**Work instructions**
Reproduce each line bearing the word "организаций".

**Records provided**

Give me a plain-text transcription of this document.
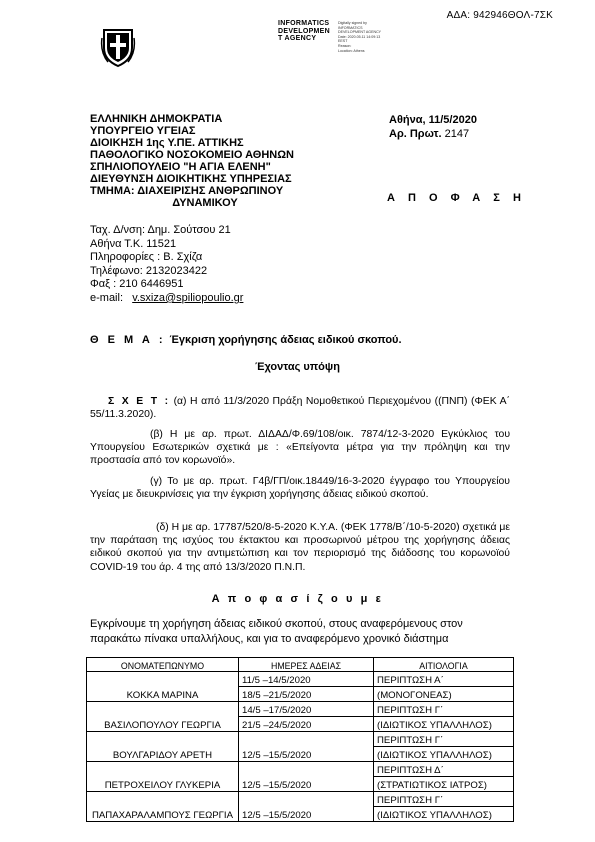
ΑΔΑ: 942946ΘΟΛ-7ΣΚ
INFORMATICS
DEVELOPMEN
T AGENCY
Digitally signed by
INFORMATICS
DEVELOPMENT AGENCY
Date: 2020.05.11 14:09:13
EEST
Reason:
Location: Athens
ΕΛΛΗΝΙΚΗ ΔΗΜΟΚΡΑΤΙΑ
ΥΠΟΥΡΓΕΙΟ ΥΓΕΙΑΣ
ΔΙΟΙΚΗΣΗ 1ης Υ.ΠΕ. ΑΤΤΙΚΗΣ
ΠΑΘΟΛΟΓΙΚΟ ΝΟΣΟΚΟΜΕΙΟ ΑΘΗΝΩΝ
ΣΠΗΛΙΟΠΟΥΛΕΙΟ "Η ΑΓΙΑ ΕΛΕΝΗ"
ΔΙΕΥΘΥΝΣΗ ΔΙΟΙΚΗΤΙΚΗΣ ΥΠΗΡΕΣΙΑΣ
ΤΜΗΜΑ: ΔΙΑΧΕΙΡΙΣΗΣ ΑΝΘΡΩΠΙΝΟΥ
ΔΥΝΑΜΙΚΟΥ
Αθήνα, 11/5/2020
Αρ. Πρωτ. 2147
Α Π Ο Φ Α Σ Η
Ταχ. Δ/νση: Δημ. Σούτσου 21
Αθήνα Τ.Κ. 11521
Πληροφορίες : Β. Σχίζα
Τηλέφωνο: 2132023422
Φαξ : 210 6446951
e-mail: v.sxiza@spiliopoulio.gr
Θ Ε Μ Α : Έγκριση χορήγησης άδειας ειδικού σκοπού.
Έχοντας υπόψη
Σ Χ Ε Τ : (α) Η από 11/3/2020 Πράξη Νομοθετικού Περιεχομένου ((ΠΝΠ) (ΦΕΚ Α΄ 55/11.3.2020).
(β) Η με αρ. πρωτ. ΔΙΔΑΔ/Φ.69/108/οικ. 7874/12-3-2020 Εγκύκλιος του Υπουργείου Εσωτερικών σχετικά με : «Επείγοντα μέτρα για την πρόληψη και την προστασία από τον κορωνοϊό».
(γ) Το με αρ. πρωτ. Γ4β/ΓΠ/οικ.18449/16-3-2020 έγγραφο του Υπουργείου Υγείας με διευκρινίσεις για την έγκριση χορήγησης άδειας ειδικού σκοπού.
(δ) Η με αρ. 17787/520/8-5-2020 Κ.Υ.Α. (ΦΕΚ 1778/Β΄/10-5-2020) σχετικά με την παράταση της ισχύος του έκτακτου και προσωρινού μέτρου της χορήγησης άδειας ειδικού σκοπού για την αντιμετώπιση και τον περιορισμό της διάδοσης του κορωνοϊού COVID-19 του άρ. 4 της από 13/3/2020 Π.Ν.Π.
Α π ο φ α σ ί ζ ο υ μ ε
Εγκρίνουμε τη χορήγηση άδειας ειδικού σκοπού, στους αναφερόμενους στον παρακάτω πίνακα υπαλλήλους, και για το αναφερόμενο χρονικό διάστημα
ΟΝΟΜΑΤΕΠΩΝΥΜΟ	ΗΜΕΡΕΣ ΑΔΕΙΑΣ	ΑΙΤΙΟΛΟΓΙΑ
ΚΟΚΚΑ ΜΑΡΙΝΑ	11/5 –14/5/2020	ΠΕΡΙΠΤΩΣΗ Α΄
	18/5 –21/5/2020	(ΜΟΝΟΓΟΝΕΑΣ)
ΒΑΣΙΛΟΠΟΥΛΟΥ ΓΕΩΡΓΙΑ	14/5 –17/5/2020	ΠΕΡΙΠΤΩΣΗ Γ΄
	21/5 –24/5/2020	(ΙΔΙΩΤΙΚΟΣ ΥΠΑΛΛΗΛΟΣ)
ΒΟΥΛΓΑΡΙΔΟΥ ΑΡΕΤΗ	12/5 –15/5/2020	ΠΕΡΙΠΤΩΣΗ Γ΄
		(ΙΔΙΩΤΙΚΟΣ ΥΠΑΛΛΗΛΟΣ)
ΠΕΤΡΟΧΕΙΛΟΥ ΓΛΥΚΕΡΙΑ	12/5 –15/5/2020	ΠΕΡΙΠΤΩΣΗ Δ΄
		(ΣΤΡΑΤΙΩΤΙΚΟΣ ΙΑΤΡΟΣ)
ΠΑΠΑΧΑΡΑΛΑΜΠΟΥΣ ΓΕΩΡΓΙΑ	12/5 –15/5/2020	ΠΕΡΙΠΤΩΣΗ Γ΄
		(ΙΔΙΩΤΙΚΟΣ ΥΠΑΛΛΗΛΟΣ)
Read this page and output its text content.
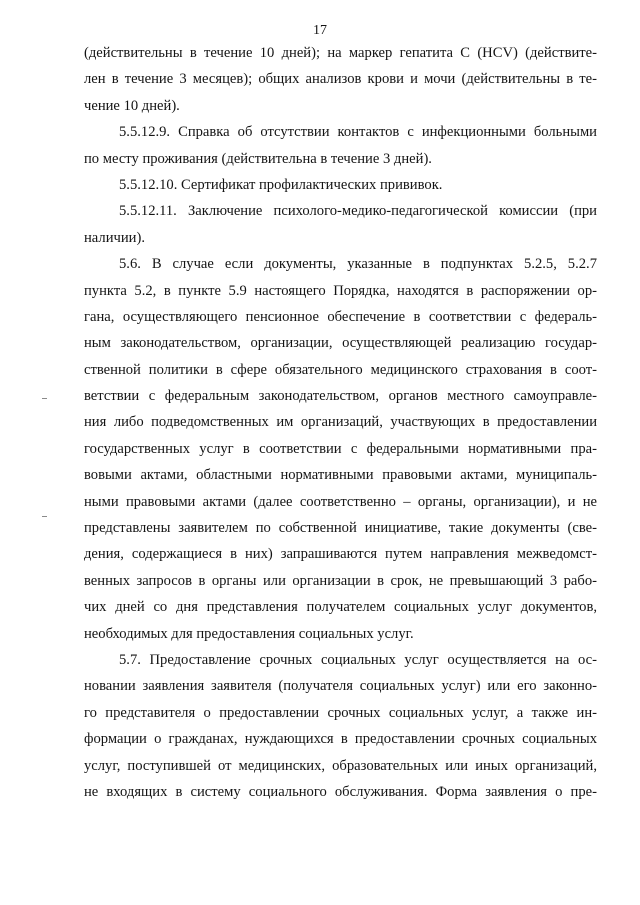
17
(действительны в течение 10 дней); на маркер гепатита С (HCV) (действите-
лен в течение 3 месяцев); общих анализов крови и мочи (действительны в те-
чение 10 дней).
5.5.12.9. Справка об отсутствии контактов с инфекционными больными
по месту проживания (действительна в течение 3 дней).
5.5.12.10. Сертификат профилактических прививок.
5.5.12.11. Заключение психолого-медико-педагогической комиссии (при
наличии).
5.6. В случае если документы, указанные в подпунктах 5.2.5, 5.2.7
пункта 5.2, в пункте 5.9 настоящего Порядка, находятся в распоряжении ор-
гана, осуществляющего пенсионное обеспечение в соответствии с федераль-
ным законодательством, организации, осуществляющей реализацию государ-
ственной политики в сфере обязательного медицинского страхования в соот-
ветствии с федеральным законодательством, органов местного самоуправле-
ния либо подведомственных им организаций, участвующих в предоставлении
государственных услуг в соответствии с федеральными нормативными пра-
вовыми актами, областными нормативными правовыми актами, муниципаль-
ными правовыми актами (далее соответственно – органы, организации), и не
представлены заявителем по собственной инициативе, такие документы (све-
дения, содержащиеся в них) запрашиваются путем направления межведомст-
венных запросов в органы или организации в срок, не превышающий 3 рабо-
чих дней со дня представления получателем социальных услуг документов,
необходимых для предоставления социальных услуг.
5.7. Предоставление срочных социальных услуг осуществляется на ос-
новании заявления заявителя (получателя социальных услуг) или его законно-
го представителя о предоставлении срочных социальных услуг, а также ин-
формации о гражданах, нуждающихся в предоставлении срочных социальных
услуг, поступившей от медицинских, образовательных или иных организаций,
не входящих в систему социального обслуживания. Форма заявления о пре-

**Response below**
ния либо подведомственных им организаций, участвующих в предоставлении
услуг, поступившей от медицинских, образовательных или иных организаций,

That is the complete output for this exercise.